[Task brief] Take each line containing "material" and report it exactly as written.

[Input records]
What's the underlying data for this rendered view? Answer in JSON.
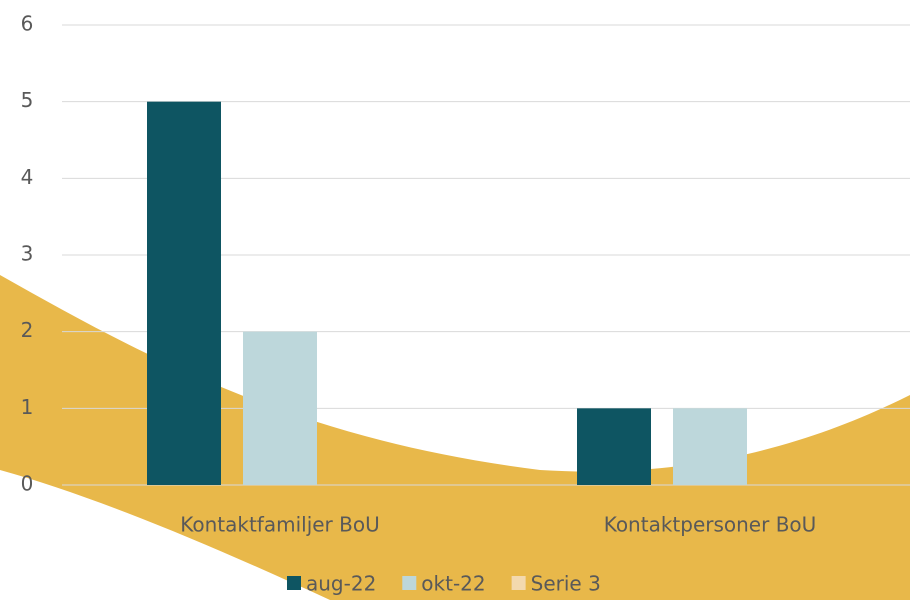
{
  "chart_data": {
    "type": "bar",
    "categories": [
      "Kontaktfamiljer BoU",
      "Kontaktpersoner BoU"
    ],
    "series": [
      {
        "name": "aug-22",
        "color": "#0e5562",
        "values": [
          5,
          1
        ]
      },
      {
        "name": "okt-22",
        "color": "#bdd7db",
        "values": [
          2,
          1
        ]
      },
      {
        "name": "Serie 3",
        "color": "#f3d9ae",
        "values": [
          null,
          null
        ]
      }
    ],
    "ylim": [
      0,
      6
    ],
    "yticks": [
      0,
      1,
      2,
      3,
      4,
      5,
      6
    ],
    "grid": true,
    "legend": "bottom"
  }
}
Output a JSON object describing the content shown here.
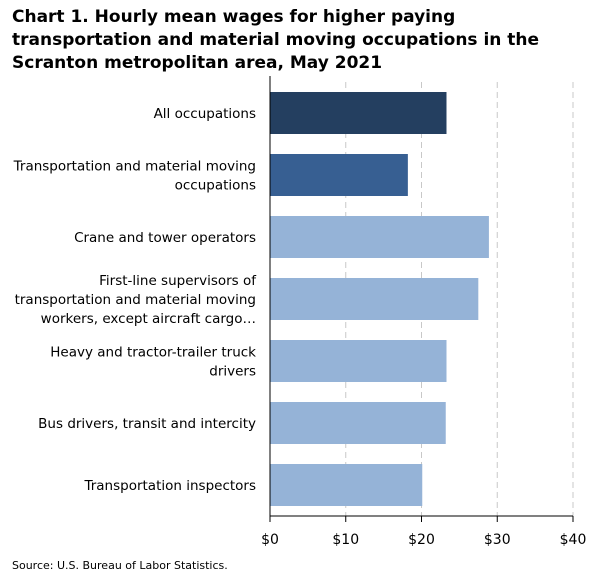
{
  "chart_data": {
    "type": "bar",
    "orientation": "horizontal",
    "title": "Chart 1. Hourly mean wages for higher paying transportation and material moving occupations in the Scranton metropolitan area, May 2021",
    "categories": [
      [
        "All occupations"
      ],
      [
        "Transportation and material moving",
        "occupations"
      ],
      [
        "Crane and tower operators"
      ],
      [
        "First-line supervisors of",
        "transportation and material moving",
        "workers, except aircraft cargo…"
      ],
      [
        "Heavy and tractor-trailer truck",
        "drivers"
      ],
      [
        "Bus drivers, transit and intercity"
      ],
      [
        "Transportation inspectors"
      ]
    ],
    "values": [
      23.3,
      18.2,
      28.9,
      27.5,
      23.3,
      23.2,
      20.1
    ],
    "colors": [
      "#243f60",
      "#375f92",
      "#95b3d7",
      "#95b3d7",
      "#95b3d7",
      "#95b3d7",
      "#95b3d7"
    ],
    "x_ticks": [
      "$0",
      "$10",
      "$20",
      "$30",
      "$40"
    ],
    "xlim": [
      0,
      40
    ],
    "grid": "vertical dashed",
    "source": "Source: U.S. Bureau of Labor Statistics."
  }
}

[Full solution]
    "title": "Chart 1. Hourly mean wages for higher paying transportation and material moving occupations in the Scranton metropolitan area, May 2021",
        "Transportation and material moving",
        "transportation and material moving",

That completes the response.